Rows from a figure dataset -
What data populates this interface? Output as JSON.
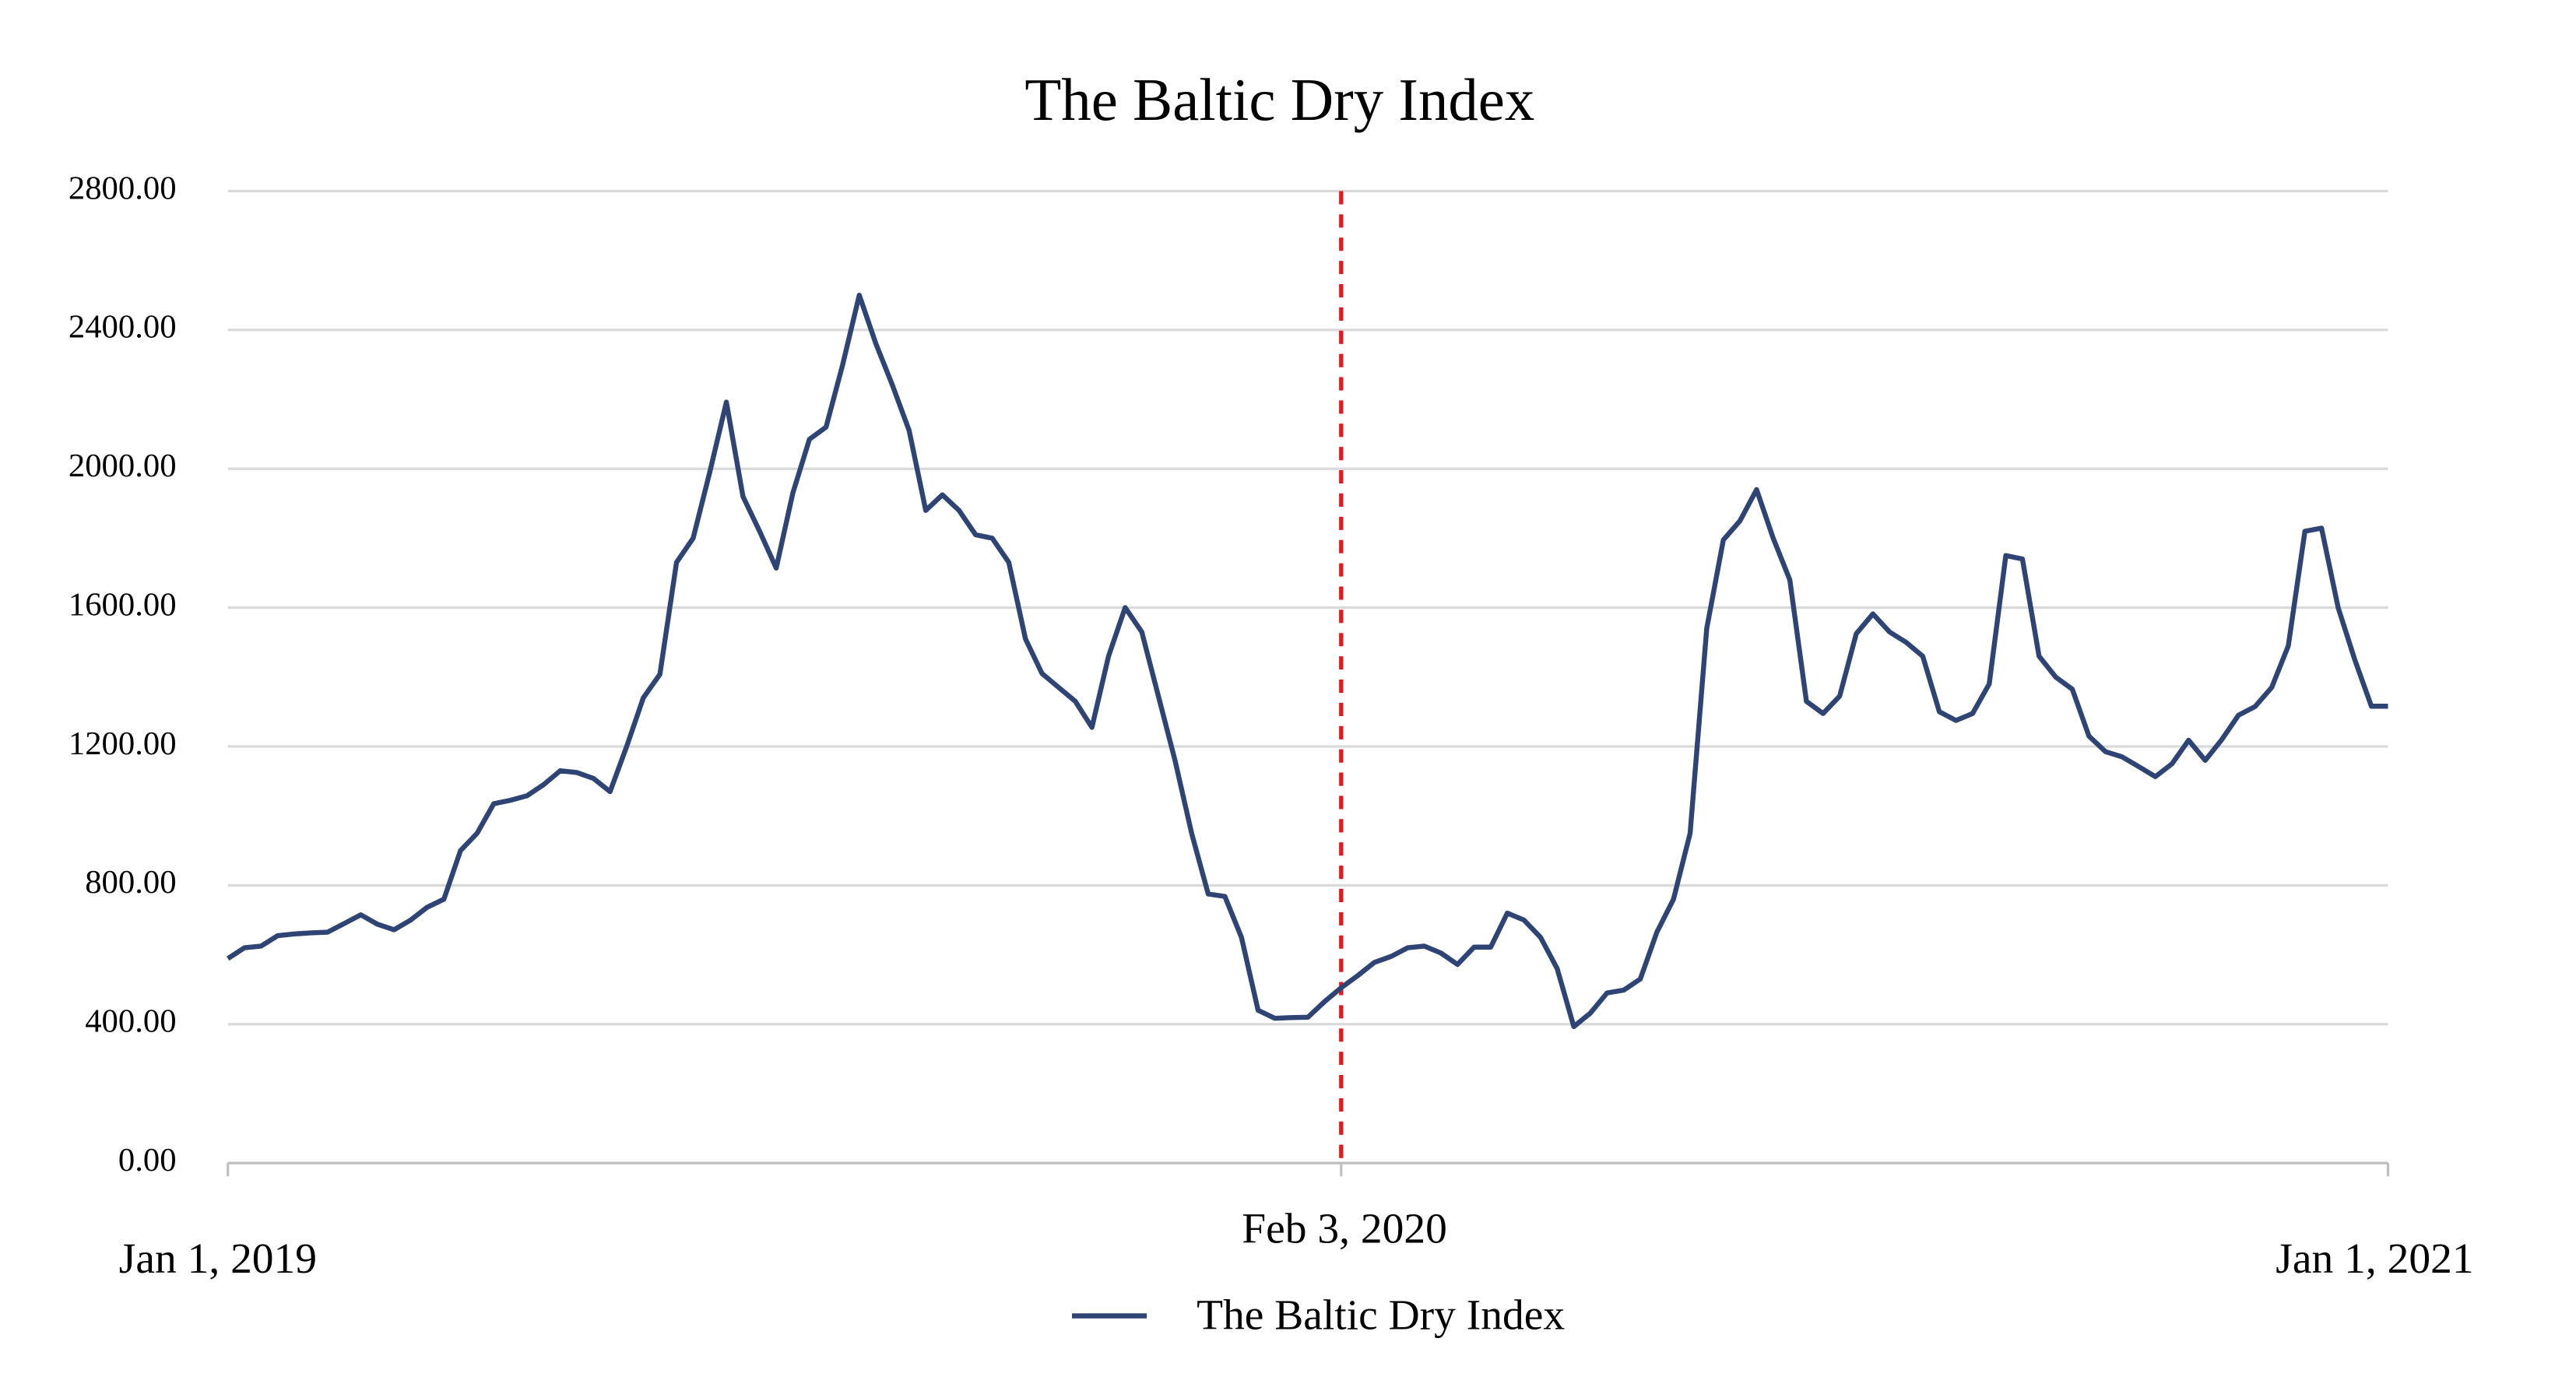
{
  "chart_data": {
    "type": "line",
    "title": "The Baltic Dry Index",
    "categories": [
      "Jan 1, 2019",
      null,
      null,
      null,
      null,
      null,
      null,
      null,
      null,
      null,
      null,
      null,
      null,
      null,
      null,
      null,
      null,
      null,
      null,
      null,
      null,
      null,
      null,
      null,
      null,
      null,
      null,
      null,
      null,
      null,
      null,
      null,
      null,
      null,
      null,
      null,
      null,
      null,
      null,
      null,
      null,
      null,
      null,
      null,
      null,
      null,
      null,
      null,
      null,
      null,
      null,
      null,
      null,
      null,
      null,
      null,
      null,
      null,
      null,
      null,
      null,
      null,
      null,
      null,
      null,
      null,
      null,
      "Feb 3, 2020",
      null,
      null,
      null,
      null,
      null,
      null,
      null,
      null,
      null,
      null,
      null,
      null,
      null,
      null,
      null,
      null,
      null,
      null,
      null,
      null,
      null,
      null,
      null,
      null,
      null,
      null,
      null,
      null,
      null,
      null,
      null,
      null,
      null,
      null,
      null,
      null,
      null,
      null,
      null,
      null,
      null,
      null,
      null,
      null,
      null,
      null,
      null,
      null,
      null,
      null,
      null,
      null,
      null,
      null,
      null,
      null,
      null,
      null,
      null,
      null,
      null,
      null,
      "Jan 1, 2021"
    ],
    "series": [
      {
        "name": "The Baltic Dry Index",
        "color": "#2e4475",
        "values": [
          589,
          620,
          625,
          655,
          660,
          663,
          665,
          690,
          715,
          688,
          672,
          700,
          737,
          760,
          900,
          950,
          1035,
          1045,
          1058,
          1090,
          1130,
          1125,
          1108,
          1070,
          1200,
          1340,
          1408,
          1730,
          1800,
          1990,
          2192,
          1920,
          1820,
          1714,
          1930,
          2085,
          2120,
          2300,
          2500,
          2360,
          2240,
          2110,
          1880,
          1925,
          1880,
          1810,
          1800,
          1730,
          1510,
          1410,
          1370,
          1330,
          1255,
          1460,
          1600,
          1530,
          1345,
          1160,
          950,
          775,
          768,
          650,
          440,
          417,
          419,
          420,
          465,
          505,
          540,
          578,
          595,
          620,
          625,
          605,
          572,
          622,
          622,
          720,
          700,
          650,
          560,
          393,
          432,
          490,
          498,
          530,
          665,
          760,
          950,
          1540,
          1795,
          1850,
          1940,
          1800,
          1680,
          1330,
          1295,
          1345,
          1525,
          1582,
          1530,
          1500,
          1460,
          1300,
          1275,
          1295,
          1380,
          1750,
          1740,
          1460,
          1400,
          1365,
          1230,
          1185,
          1170,
          1142,
          1113,
          1150,
          1218,
          1160,
          1220,
          1290,
          1315,
          1370,
          1490,
          1820,
          1829,
          1600,
          1450,
          1316,
          1316
        ]
      }
    ],
    "ylim": [
      0,
      2800
    ],
    "yticks": [
      {
        "value": 0,
        "label": "0.00"
      },
      {
        "value": 400,
        "label": "400.00"
      },
      {
        "value": 800,
        "label": "800.00"
      },
      {
        "value": 1200,
        "label": "1200.00"
      },
      {
        "value": 1600,
        "label": "1600.00"
      },
      {
        "value": 2000,
        "label": "2000.00"
      },
      {
        "value": 2400,
        "label": "2400.00"
      },
      {
        "value": 2800,
        "label": "2800.00"
      }
    ],
    "grid": true,
    "legend": "bottom"
  }
}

Task to carry out - Transcribe each entry precisely as given, leaving the pictures out.

Output -
What data populates this interface? Output as JSON.
{
  "chart_data": {
    "type": "line",
    "title": "The Baltic Dry Index",
    "categories": [
      "Jan 1, 2019",
      null,
      null,
      null,
      null,
      null,
      null,
      null,
      null,
      null,
      null,
      null,
      null,
      null,
      null,
      null,
      null,
      null,
      null,
      null,
      null,
      null,
      null,
      null,
      null,
      null,
      null,
      null,
      null,
      null,
      null,
      null,
      null,
      null,
      null,
      null,
      null,
      null,
      null,
      null,
      null,
      null,
      null,
      null,
      null,
      null,
      null,
      null,
      null,
      null,
      null,
      null,
      null,
      null,
      null,
      null,
      null,
      null,
      null,
      null,
      null,
      null,
      null,
      null,
      null,
      null,
      null,
      "Feb 3, 2020",
      null,
      null,
      null,
      null,
      null,
      null,
      null,
      null,
      null,
      null,
      null,
      null,
      null,
      null,
      null,
      null,
      null,
      null,
      null,
      null,
      null,
      null,
      null,
      null,
      null,
      null,
      null,
      null,
      null,
      null,
      null,
      null,
      null,
      null,
      null,
      null,
      null,
      null,
      null,
      null,
      null,
      null,
      null,
      null,
      null,
      null,
      null,
      null,
      null,
      null,
      null,
      null,
      null,
      null,
      null,
      null,
      null,
      null,
      null,
      null,
      null,
      null,
      "Jan 1, 2021"
    ],
    "series": [
      {
        "name": "The Baltic Dry Index",
        "color": "#2e4475",
        "values": [
          589,
          620,
          625,
          655,
          660,
          663,
          665,
          690,
          715,
          688,
          672,
          700,
          737,
          760,
          900,
          950,
          1035,
          1045,
          1058,
          1090,
          1130,
          1125,
          1108,
          1070,
          1200,
          1340,
          1408,
          1730,
          1800,
          1990,
          2192,
          1920,
          1820,
          1714,
          1930,
          2085,
          2120,
          2300,
          2500,
          2360,
          2240,
          2110,
          1880,
          1925,
          1880,
          1810,
          1800,
          1730,
          1510,
          1410,
          1370,
          1330,
          1255,
          1460,
          1600,
          1530,
          1345,
          1160,
          950,
          775,
          768,
          650,
          440,
          417,
          419,
          420,
          465,
          505,
          540,
          578,
          595,
          620,
          625,
          605,
          572,
          622,
          622,
          720,
          700,
          650,
          560,
          393,
          432,
          490,
          498,
          530,
          665,
          760,
          950,
          1540,
          1795,
          1850,
          1940,
          1800,
          1680,
          1330,
          1295,
          1345,
          1525,
          1582,
          1530,
          1500,
          1460,
          1300,
          1275,
          1295,
          1380,
          1750,
          1740,
          1460,
          1400,
          1365,
          1230,
          1185,
          1170,
          1142,
          1113,
          1150,
          1218,
          1160,
          1220,
          1290,
          1315,
          1370,
          1490,
          1820,
          1829,
          1600,
          1450,
          1316,
          1316
        ]
      }
    ],
    "ylim": [
      0,
      2800
    ],
    "yticks": [
      {
        "value": 0,
        "label": "0.00"
      },
      {
        "value": 400,
        "label": "400.00"
      },
      {
        "value": 800,
        "label": "800.00"
      },
      {
        "value": 1200,
        "label": "1200.00"
      },
      {
        "value": 1600,
        "label": "1600.00"
      },
      {
        "value": 2000,
        "label": "2000.00"
      },
      {
        "value": 2400,
        "label": "2400.00"
      },
      {
        "value": 2800,
        "label": "2800.00"
      }
    ],
    "grid": true,
    "legend": "bottom"
  }
}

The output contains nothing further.